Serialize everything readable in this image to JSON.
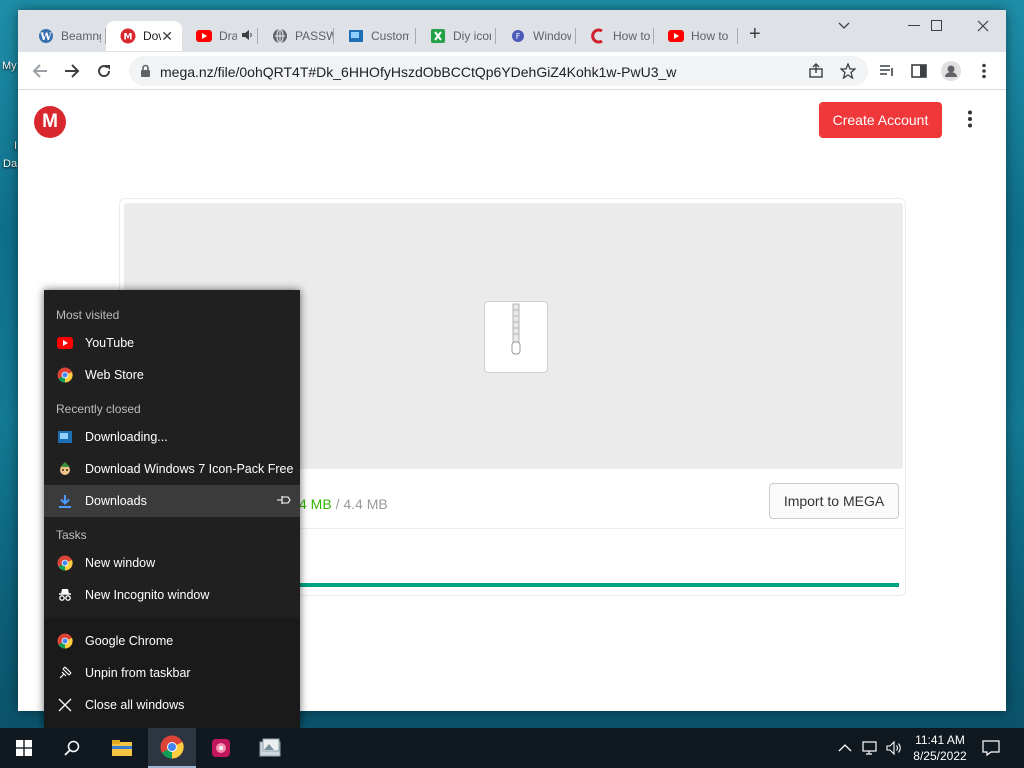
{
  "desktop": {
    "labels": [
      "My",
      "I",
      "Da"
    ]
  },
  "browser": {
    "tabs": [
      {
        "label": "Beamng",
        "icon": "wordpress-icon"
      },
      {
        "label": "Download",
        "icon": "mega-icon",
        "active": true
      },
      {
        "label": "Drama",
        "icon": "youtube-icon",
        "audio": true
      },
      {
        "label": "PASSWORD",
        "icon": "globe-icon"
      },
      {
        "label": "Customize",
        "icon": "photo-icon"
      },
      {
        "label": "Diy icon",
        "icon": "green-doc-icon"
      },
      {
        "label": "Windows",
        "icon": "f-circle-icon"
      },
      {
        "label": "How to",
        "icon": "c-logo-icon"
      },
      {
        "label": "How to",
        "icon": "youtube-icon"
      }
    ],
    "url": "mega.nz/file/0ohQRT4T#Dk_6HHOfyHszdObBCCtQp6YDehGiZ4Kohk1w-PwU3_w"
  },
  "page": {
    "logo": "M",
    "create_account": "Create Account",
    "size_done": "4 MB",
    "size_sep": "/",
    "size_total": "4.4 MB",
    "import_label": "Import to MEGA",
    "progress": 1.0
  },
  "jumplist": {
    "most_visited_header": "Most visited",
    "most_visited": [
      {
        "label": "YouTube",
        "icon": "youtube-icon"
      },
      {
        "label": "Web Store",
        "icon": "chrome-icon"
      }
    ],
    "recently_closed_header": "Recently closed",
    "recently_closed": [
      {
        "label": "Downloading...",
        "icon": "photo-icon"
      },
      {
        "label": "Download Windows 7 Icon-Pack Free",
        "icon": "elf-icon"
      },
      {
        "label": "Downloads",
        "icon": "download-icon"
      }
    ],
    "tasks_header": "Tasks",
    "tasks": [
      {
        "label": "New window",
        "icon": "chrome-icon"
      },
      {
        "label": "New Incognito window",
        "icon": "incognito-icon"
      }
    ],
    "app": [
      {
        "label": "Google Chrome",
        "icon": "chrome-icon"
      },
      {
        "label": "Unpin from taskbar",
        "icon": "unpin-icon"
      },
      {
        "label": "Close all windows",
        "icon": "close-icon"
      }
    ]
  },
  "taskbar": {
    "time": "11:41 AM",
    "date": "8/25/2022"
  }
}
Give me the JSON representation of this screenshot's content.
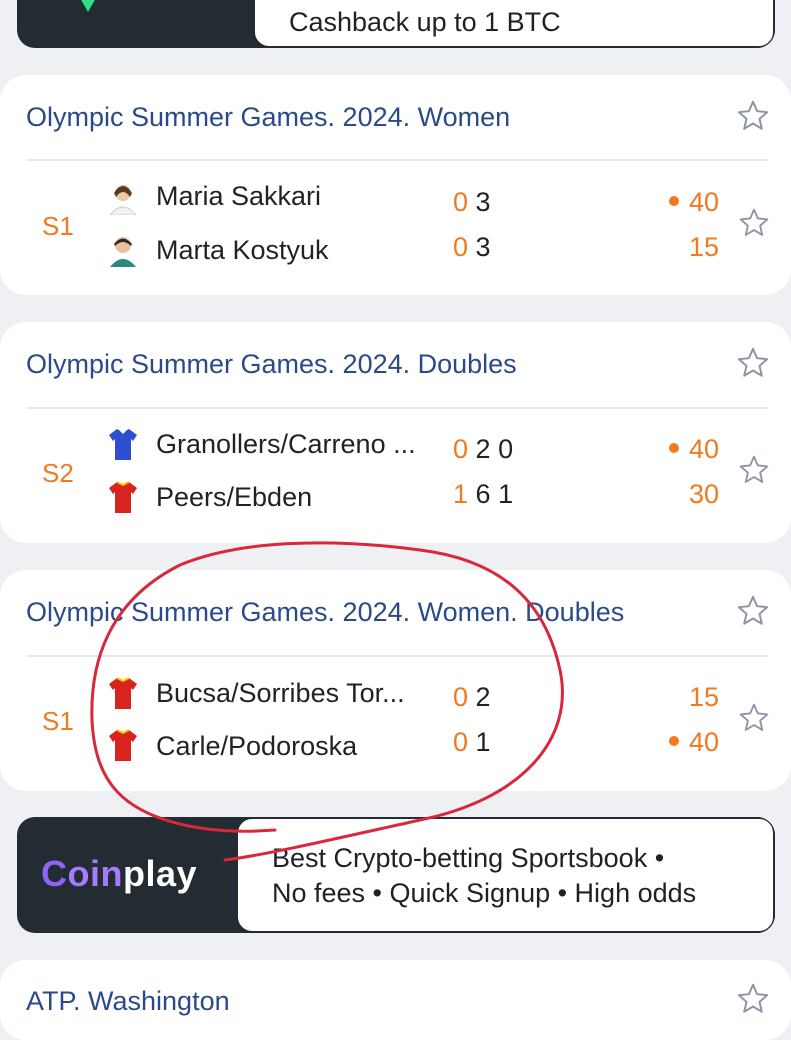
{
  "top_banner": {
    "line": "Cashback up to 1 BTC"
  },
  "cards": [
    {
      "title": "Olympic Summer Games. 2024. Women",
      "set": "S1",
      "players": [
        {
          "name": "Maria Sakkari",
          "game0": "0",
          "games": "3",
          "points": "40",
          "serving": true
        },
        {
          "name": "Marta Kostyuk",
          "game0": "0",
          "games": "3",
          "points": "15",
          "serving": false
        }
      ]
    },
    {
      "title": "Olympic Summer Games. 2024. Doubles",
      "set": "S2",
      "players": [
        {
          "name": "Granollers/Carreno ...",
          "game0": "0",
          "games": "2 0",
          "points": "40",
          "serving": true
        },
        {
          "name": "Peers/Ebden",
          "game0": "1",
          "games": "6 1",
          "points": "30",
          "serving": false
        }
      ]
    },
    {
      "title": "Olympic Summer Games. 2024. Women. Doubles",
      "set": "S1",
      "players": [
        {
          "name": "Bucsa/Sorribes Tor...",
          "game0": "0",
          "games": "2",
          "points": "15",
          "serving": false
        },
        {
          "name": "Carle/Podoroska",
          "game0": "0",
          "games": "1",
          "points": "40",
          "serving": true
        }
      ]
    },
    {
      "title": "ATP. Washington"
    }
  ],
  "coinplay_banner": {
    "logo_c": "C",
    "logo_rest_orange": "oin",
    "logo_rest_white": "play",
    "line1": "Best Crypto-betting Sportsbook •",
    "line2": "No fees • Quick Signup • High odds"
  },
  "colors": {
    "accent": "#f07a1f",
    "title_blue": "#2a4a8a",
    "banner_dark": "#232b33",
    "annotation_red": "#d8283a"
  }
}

### Task objective
Reproduce all the entries that precede this task, word for word, minus any pictures.

### Result of this exercise
Serialize everything readable in this image to JSON.
{
  "desktop": {
    "labels": [
      "My",
      "I",
      "Da"
    ]
  },
  "browser": {
    "tabs": [
      {
        "label": "Beamng",
        "icon": "wordpress-icon"
      },
      {
        "label": "Download",
        "icon": "mega-icon",
        "active": true
      },
      {
        "label": "Drama",
        "icon": "youtube-icon",
        "audio": true
      },
      {
        "label": "PASSWORD",
        "icon": "globe-icon"
      },
      {
        "label": "Customize",
        "icon": "photo-icon"
      },
      {
        "label": "Diy icon",
        "icon": "green-doc-icon"
      },
      {
        "label": "Windows",
        "icon": "f-circle-icon"
      },
      {
        "label": "How to",
        "icon": "c-logo-icon"
      },
      {
        "label": "How to",
        "icon": "youtube-icon"
      }
    ],
    "url": "mega.nz/file/0ohQRT4T#Dk_6HHOfyHszdObBCCtQp6YDehGiZ4Kohk1w-PwU3_w"
  },
  "page": {
    "logo": "M",
    "create_account": "Create Account",
    "size_done": "4 MB",
    "size_sep": "/",
    "size_total": "4.4 MB",
    "import_label": "Import to MEGA",
    "progress": 1.0
  },
  "jumplist": {
    "most_visited_header": "Most visited",
    "most_visited": [
      {
        "label": "YouTube",
        "icon": "youtube-icon"
      },
      {
        "label": "Web Store",
        "icon": "chrome-icon"
      }
    ],
    "recently_closed_header": "Recently closed",
    "recently_closed": [
      {
        "label": "Downloading...",
        "icon": "photo-icon"
      },
      {
        "label": "Download Windows 7 Icon-Pack Free",
        "icon": "elf-icon"
      },
      {
        "label": "Downloads",
        "icon": "download-icon"
      }
    ],
    "tasks_header": "Tasks",
    "tasks": [
      {
        "label": "New window",
        "icon": "chrome-icon"
      },
      {
        "label": "New Incognito window",
        "icon": "incognito-icon"
      }
    ],
    "app": [
      {
        "label": "Google Chrome",
        "icon": "chrome-icon"
      },
      {
        "label": "Unpin from taskbar",
        "icon": "unpin-icon"
      },
      {
        "label": "Close all windows",
        "icon": "close-icon"
      }
    ]
  },
  "taskbar": {
    "time": "11:41 AM",
    "date": "8/25/2022"
  }
}
Give me the JSON representation of this screenshot's content.
{
  "top_banner": {
    "line": "Cashback up to 1 BTC"
  },
  "cards": [
    {
      "title": "Olympic Summer Games. 2024. Women",
      "set": "S1",
      "players": [
        {
          "name": "Maria Sakkari",
          "game0": "0",
          "games": "3",
          "points": "40",
          "serving": true
        },
        {
          "name": "Marta Kostyuk",
          "game0": "0",
          "games": "3",
          "points": "15",
          "serving": false
        }
      ]
    },
    {
      "title": "Olympic Summer Games. 2024. Doubles",
      "set": "S2",
      "players": [
        {
          "name": "Granollers/Carreno ...",
          "game0": "0",
          "games": "2 0",
          "points": "40",
          "serving": true
        },
        {
          "name": "Peers/Ebden",
          "game0": "1",
          "games": "6 1",
          "points": "30",
          "serving": false
        }
      ]
    },
    {
      "title": "Olympic Summer Games. 2024. Women. Doubles",
      "set": "S1",
      "players": [
        {
          "name": "Bucsa/Sorribes Tor...",
          "game0": "0",
          "games": "2",
          "points": "15",
          "serving": false
        },
        {
          "name": "Carle/Podoroska",
          "game0": "0",
          "games": "1",
          "points": "40",
          "serving": true
        }
      ]
    },
    {
      "title": "ATP. Washington"
    }
  ],
  "coinplay_banner": {
    "logo_c": "C",
    "logo_rest_orange": "oin",
    "logo_rest_white": "play",
    "line1": "Best Crypto-betting Sportsbook •",
    "line2": "No fees • Quick Signup • High odds"
  },
  "colors": {
    "accent": "#f07a1f",
    "title_blue": "#2a4a8a",
    "banner_dark": "#232b33",
    "annotation_red": "#d8283a"
  }
}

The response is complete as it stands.